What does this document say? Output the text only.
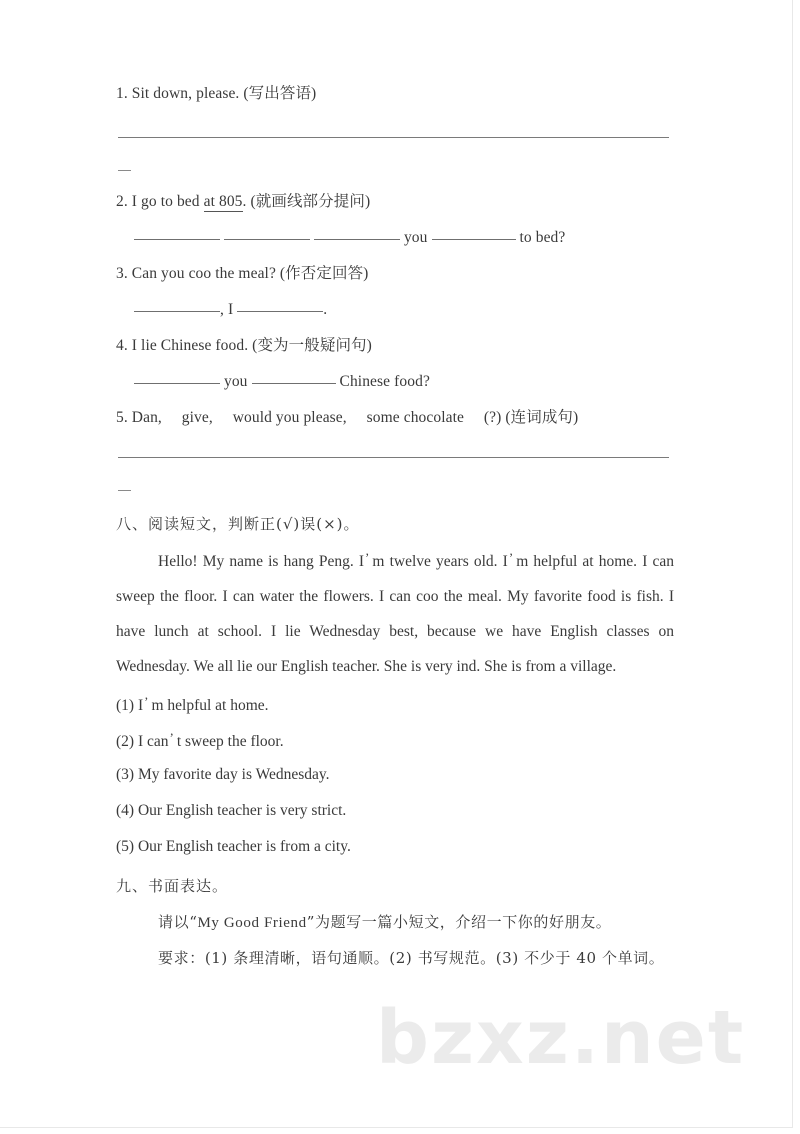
1. Sit down, please. (写出答语)
2. I go to bed at 805. (就画线部分提问)
you	to bed?
3. Can you coo the meal? (作否定回答)
, I	.
4. I lie Chinese food. (变为一般疑问句)
you	Chinese food?
5. Dan,     give,     would you please,     some chocolate     (?) (连词成句)
八、阅读短文，判断正(√)误(×)。
Hello! My name is hang Peng. I’ m twelve years old. I’ m helpful at home. I can sweep the floor. I can water the flowers. I can coo the meal. My favorite food is fish. I have lunch at school. I lie Wednesday best, because we have English classes on Wednesday. We all lie our English teacher. She is very ind. She is from a village.
(1) I’ m helpful at home.
(2) I can’ t sweep the floor.
(3) My favorite day is Wednesday.
(4) Our English teacher is very strict.
(5) Our English teacher is from a city.
九、书面表达。
请以“My Good Friend”为题写一篇小短文，介绍一下你的好朋友。
要求：(1) 条理清晰，语句通顺。(2) 书写规范。(3) 不少于 40 个单词。
bzxz.net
——
• Work to complete:
Pick out, from the lines above, every one that contains the string "please".

• Solution to the exercise:
1. Sit down, please. (写出答语)
5. Dan,     give,     would you please,     some chocolate     (?) (连词成句)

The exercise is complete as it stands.